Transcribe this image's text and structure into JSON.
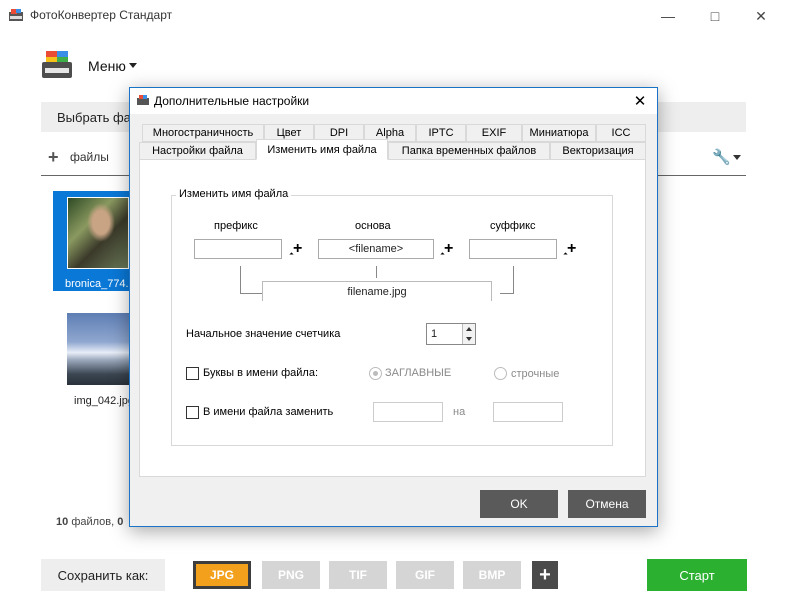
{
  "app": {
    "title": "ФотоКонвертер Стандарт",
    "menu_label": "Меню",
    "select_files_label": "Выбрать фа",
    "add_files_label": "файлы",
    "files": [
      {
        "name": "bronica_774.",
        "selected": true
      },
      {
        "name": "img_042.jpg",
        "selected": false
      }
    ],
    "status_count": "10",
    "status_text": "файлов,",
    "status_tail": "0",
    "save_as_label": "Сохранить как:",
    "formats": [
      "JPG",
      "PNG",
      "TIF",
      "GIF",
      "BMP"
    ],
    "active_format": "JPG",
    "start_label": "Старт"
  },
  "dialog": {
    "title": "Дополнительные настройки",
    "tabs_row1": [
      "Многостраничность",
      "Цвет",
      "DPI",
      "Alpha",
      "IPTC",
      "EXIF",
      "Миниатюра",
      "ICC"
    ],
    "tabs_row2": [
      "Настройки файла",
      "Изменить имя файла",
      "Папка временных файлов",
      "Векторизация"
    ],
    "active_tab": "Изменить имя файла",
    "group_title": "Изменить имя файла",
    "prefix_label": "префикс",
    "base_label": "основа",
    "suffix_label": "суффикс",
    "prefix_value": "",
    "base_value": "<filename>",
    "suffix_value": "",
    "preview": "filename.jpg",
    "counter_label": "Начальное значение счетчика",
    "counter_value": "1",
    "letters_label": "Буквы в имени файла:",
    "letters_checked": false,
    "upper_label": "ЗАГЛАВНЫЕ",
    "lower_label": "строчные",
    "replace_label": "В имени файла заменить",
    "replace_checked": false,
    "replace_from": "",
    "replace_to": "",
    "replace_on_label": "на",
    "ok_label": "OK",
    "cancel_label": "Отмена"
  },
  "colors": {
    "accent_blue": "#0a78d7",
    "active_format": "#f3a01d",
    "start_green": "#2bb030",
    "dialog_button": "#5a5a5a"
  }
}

■ **TASK BRIEF**
Restate the whole of the material word for word without the pictures.

■ **RESPONSE**
Transcribe this image's text and structure into JSON.
{
  "app": {
    "title": "ФотоКонвертер Стандарт",
    "menu_label": "Меню",
    "select_files_label": "Выбрать фа",
    "add_files_label": "файлы",
    "files": [
      {
        "name": "bronica_774.",
        "selected": true
      },
      {
        "name": "img_042.jpg",
        "selected": false
      }
    ],
    "status_count": "10",
    "status_text": "файлов,",
    "status_tail": "0",
    "save_as_label": "Сохранить как:",
    "formats": [
      "JPG",
      "PNG",
      "TIF",
      "GIF",
      "BMP"
    ],
    "active_format": "JPG",
    "start_label": "Старт"
  },
  "dialog": {
    "title": "Дополнительные настройки",
    "tabs_row1": [
      "Многостраничность",
      "Цвет",
      "DPI",
      "Alpha",
      "IPTC",
      "EXIF",
      "Миниатюра",
      "ICC"
    ],
    "tabs_row2": [
      "Настройки файла",
      "Изменить имя файла",
      "Папка временных файлов",
      "Векторизация"
    ],
    "active_tab": "Изменить имя файла",
    "group_title": "Изменить имя файла",
    "prefix_label": "префикс",
    "base_label": "основа",
    "suffix_label": "суффикс",
    "prefix_value": "",
    "base_value": "<filename>",
    "suffix_value": "",
    "preview": "filename.jpg",
    "counter_label": "Начальное значение счетчика",
    "counter_value": "1",
    "letters_label": "Буквы в имени файла:",
    "letters_checked": false,
    "upper_label": "ЗАГЛАВНЫЕ",
    "lower_label": "строчные",
    "replace_label": "В имени файла заменить",
    "replace_checked": false,
    "replace_from": "",
    "replace_to": "",
    "replace_on_label": "на",
    "ok_label": "OK",
    "cancel_label": "Отмена"
  },
  "colors": {
    "accent_blue": "#0a78d7",
    "active_format": "#f3a01d",
    "start_green": "#2bb030",
    "dialog_button": "#5a5a5a"
  }
}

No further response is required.